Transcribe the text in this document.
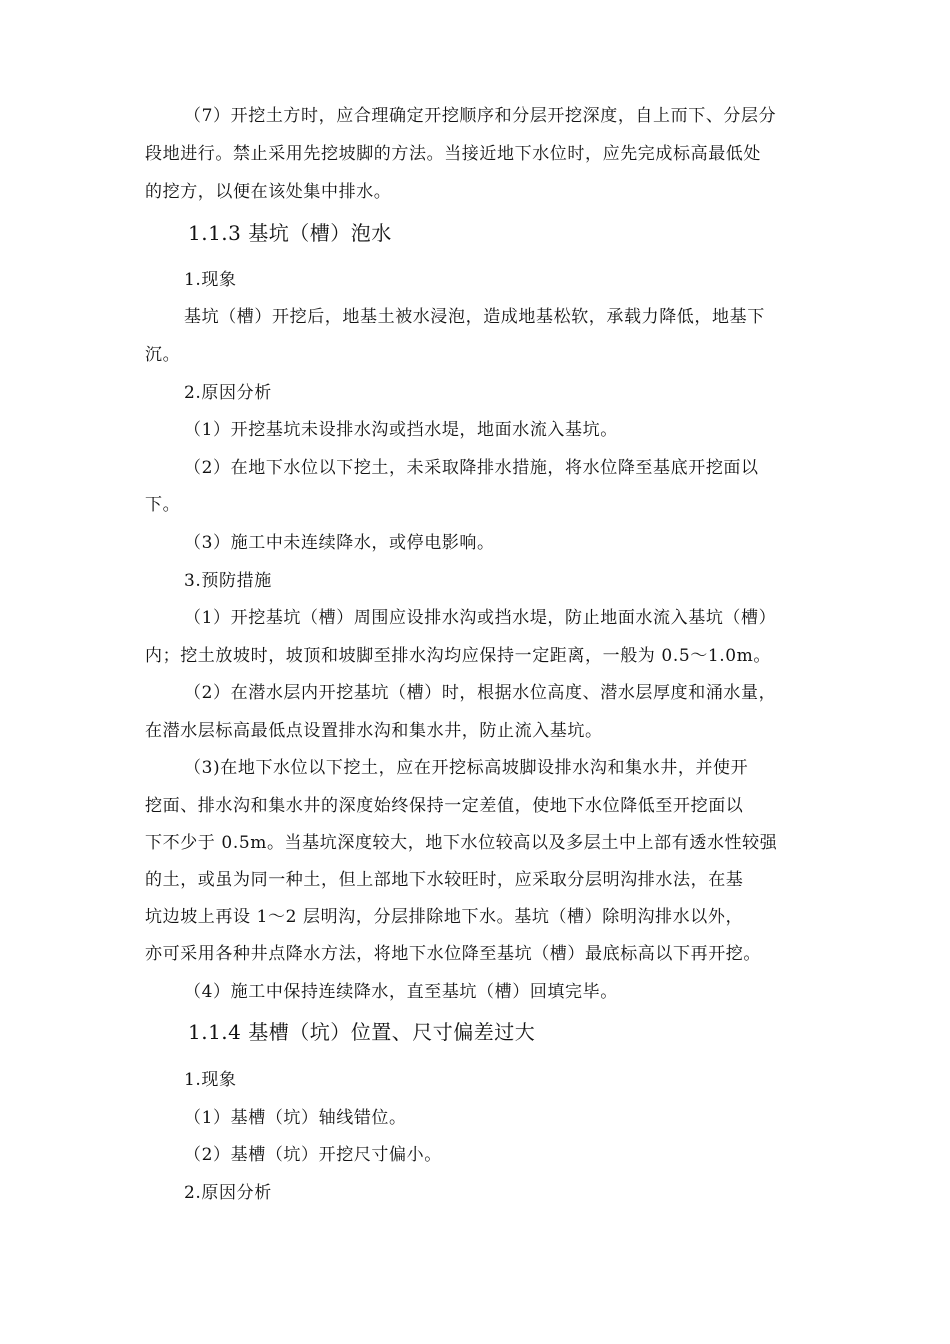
（7）开挖土方时，应合理确定开挖顺序和分层开挖深度，自上而下、分层分
段地进行。禁止采用先挖坡脚的方法。当接近地下水位时，应先完成标高最低处
的挖方，以便在该处集中排水。
1.1.3 基坑（槽）泡水
1.现象
基坑（槽）开挖后，地基土被水浸泡，造成地基松软，承载力降低，地基下
沉。
2.原因分析
（1）开挖基坑未设排水沟或挡水堤，地面水流入基坑。
（2）在地下水位以下挖土，未采取降排水措施，将水位降至基底开挖面以
下。
（3）施工中未连续降水，或停电影响。
3.预防措施
（1）开挖基坑（槽）周围应设排水沟或挡水堤，防止地面水流入基坑（槽）
内；挖土放坡时，坡顶和坡脚至排水沟均应保持一定距离，一般为 0.5～1.0m。
（2）在潜水层内开挖基坑（槽）时，根据水位高度、潜水层厚度和涌水量，
在潜水层标高最低点设置排水沟和集水井，防止流入基坑。
（3)在地下水位以下挖土，应在开挖标高坡脚设排水沟和集水井，并使开
挖面、排水沟和集水井的深度始终保持一定差值，使地下水位降低至开挖面以
下不少于 0.5m。当基坑深度较大，地下水位较高以及多层土中上部有透水性较强
的土，或虽为同一种土，但上部地下水较旺时，应采取分层明沟排水法，在基
坑边坡上再设 1～2 层明沟，分层排除地下水。基坑（槽）除明沟排水以外，
亦可采用各种井点降水方法，将地下水位降至基坑（槽）最底标高以下再开挖。
（4）施工中保持连续降水，直至基坑（槽）回填完毕。
1.1.4 基槽（坑）位置、尺寸偏差过大
1.现象
（1）基槽（坑）轴线错位。
（2）基槽（坑）开挖尺寸偏小。
2.原因分析
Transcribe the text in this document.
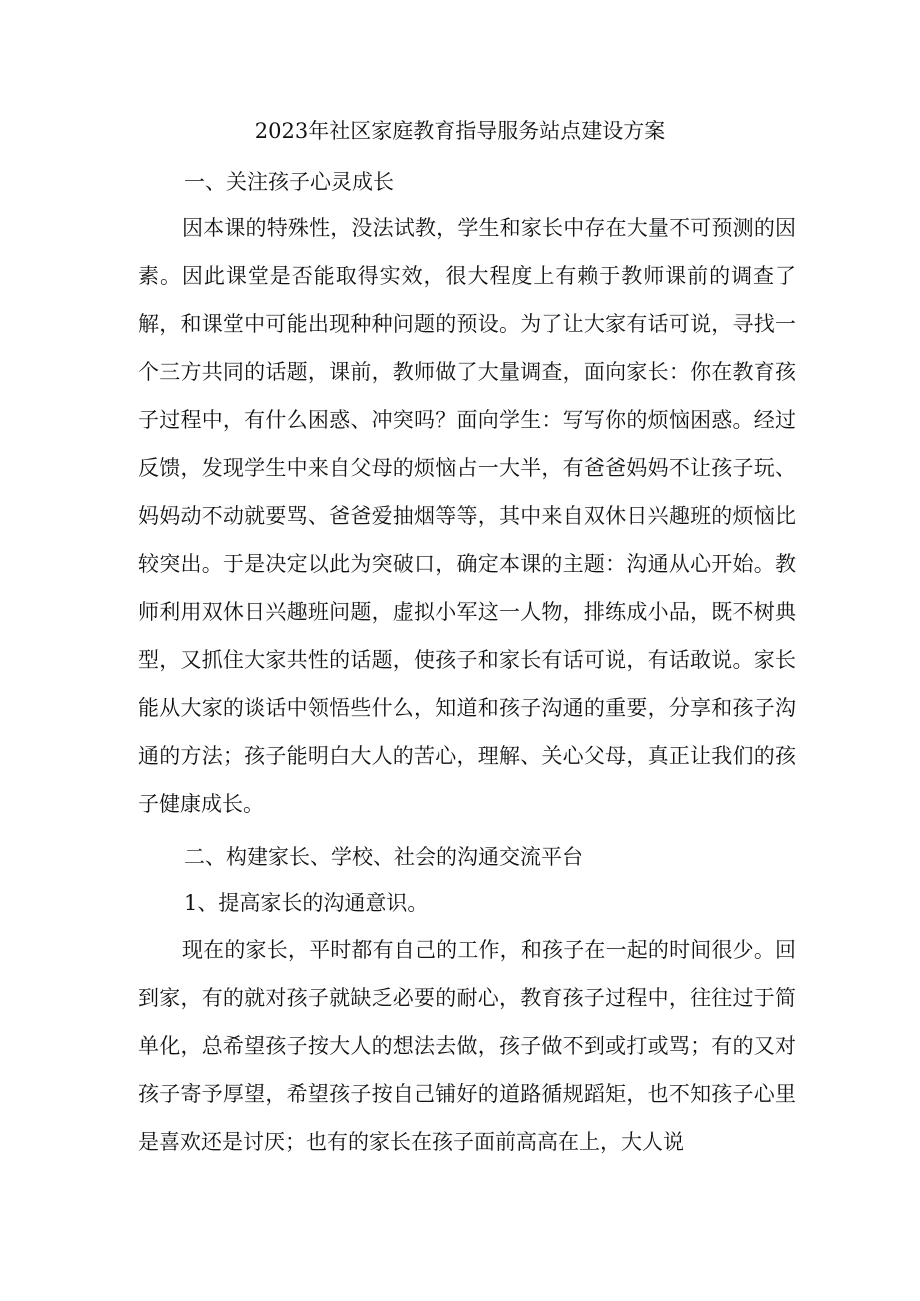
2023年社区家庭教育指导服务站点建设方案
一、关注孩子心灵成长

因本课的特殊性，没法试教，学生和家长中存在大量不可预测的因素。因此课堂是否能取得实效，很大程度上有赖于教师课前的调查了解，和课堂中可能出现种种问题的预设。为了让大家有话可说，寻找一个三方共同的话题，课前，教师做了大量调查，面向家长：你在教育孩子过程中，有什么困惑、冲突吗？面向学生：写写你的烦恼困惑。经过反馈，发现学生中来自父母的烦恼占一大半，有爸爸妈妈不让孩子玩、妈妈动不动就要骂、爸爸爱抽烟等等，其中来自双休日兴趣班的烦恼比较突出。于是决定以此为突破口，确定本课的主题：沟通从心开始。教师利用双休日兴趣班问题，虚拟小军这一人物，排练成小品，既不树典型，又抓住大家共性的话题，使孩子和家长有话可说，有话敢说。家长能从大家的谈话中领悟些什么，知道和孩子沟通的重要，分享和孩子沟通的方法；孩子能明白大人的苦心，理解、关心父母，真正让我们的孩子健康成长。

二、构建家长、学校、社会的沟通交流平台
1、提高家长的沟通意识。

现在的家长，平时都有自己的工作，和孩子在一起的时间很少。回到家，有的就对孩子就缺乏必要的耐心，教育孩子过程中，往往过于简单化，总希望孩子按大人的想法去做，孩子做不到或打或骂；有的又对孩子寄予厚望，希望孩子按自己铺好的道路循规蹈矩，也不知孩子心里是喜欢还是讨厌；也有的家长在孩子面前高高在上，大人说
= = = = =
▸ **THE PROBLEM**
Pictures in the records above are left out; print everything else exactly as written.

▸ **THE REPLY**
Transcribe the text in this document.
（7）开挖土方时，应合理确定开挖顺序和分层开挖深度，自上而下、分层分
段地进行。禁止采用先挖坡脚的方法。当接近地下水位时，应先完成标高最低处
的挖方，以便在该处集中排水。
1.1.3 基坑（槽）泡水
1.现象
基坑（槽）开挖后，地基土被水浸泡，造成地基松软，承载力降低，地基下
沉。
2.原因分析
（1）开挖基坑未设排水沟或挡水堤，地面水流入基坑。
（2）在地下水位以下挖土，未采取降排水措施，将水位降至基底开挖面以
下。
（3）施工中未连续降水，或停电影响。
3.预防措施
（1）开挖基坑（槽）周围应设排水沟或挡水堤，防止地面水流入基坑（槽）
内；挖土放坡时，坡顶和坡脚至排水沟均应保持一定距离，一般为 0.5～1.0m。
（2）在潜水层内开挖基坑（槽）时，根据水位高度、潜水层厚度和涌水量，
在潜水层标高最低点设置排水沟和集水井，防止流入基坑。
（3)在地下水位以下挖土，应在开挖标高坡脚设排水沟和集水井，并使开
挖面、排水沟和集水井的深度始终保持一定差值，使地下水位降低至开挖面以
下不少于 0.5m。当基坑深度较大，地下水位较高以及多层土中上部有透水性较强
的土，或虽为同一种土，但上部地下水较旺时，应采取分层明沟排水法，在基
坑边坡上再设 1～2 层明沟，分层排除地下水。基坑（槽）除明沟排水以外，
亦可采用各种井点降水方法，将地下水位降至基坑（槽）最底标高以下再开挖。
（4）施工中保持连续降水，直至基坑（槽）回填完毕。
1.1.4 基槽（坑）位置、尺寸偏差过大
1.现象
（1）基槽（坑）轴线错位。
（2）基槽（坑）开挖尺寸偏小。
2.原因分析
Transcribe the text in this document.
2023年社区家庭教育指导服务站点建设方案
一、关注孩子心灵成长

因本课的特殊性，没法试教，学生和家长中存在大量不可预测的因素。因此课堂是否能取得实效，很大程度上有赖于教师课前的调查了解，和课堂中可能出现种种问题的预设。为了让大家有话可说，寻找一个三方共同的话题，课前，教师做了大量调查，面向家长：你在教育孩子过程中，有什么困惑、冲突吗？面向学生：写写你的烦恼困惑。经过反馈，发现学生中来自父母的烦恼占一大半，有爸爸妈妈不让孩子玩、妈妈动不动就要骂、爸爸爱抽烟等等，其中来自双休日兴趣班的烦恼比较突出。于是决定以此为突破口，确定本课的主题：沟通从心开始。教师利用双休日兴趣班问题，虚拟小军这一人物，排练成小品，既不树典型，又抓住大家共性的话题，使孩子和家长有话可说，有话敢说。家长能从大家的谈话中领悟些什么，知道和孩子沟通的重要，分享和孩子沟通的方法；孩子能明白大人的苦心，理解、关心父母，真正让我们的孩子健康成长。

二、构建家长、学校、社会的沟通交流平台
1、提高家长的沟通意识。

现在的家长，平时都有自己的工作，和孩子在一起的时间很少。回到家，有的就对孩子就缺乏必要的耐心，教育孩子过程中，往往过于简单化，总希望孩子按大人的想法去做，孩子做不到或打或骂；有的又对孩子寄予厚望，希望孩子按自己铺好的道路循规蹈矩，也不知孩子心里是喜欢还是讨厌；也有的家长在孩子面前高高在上，大人说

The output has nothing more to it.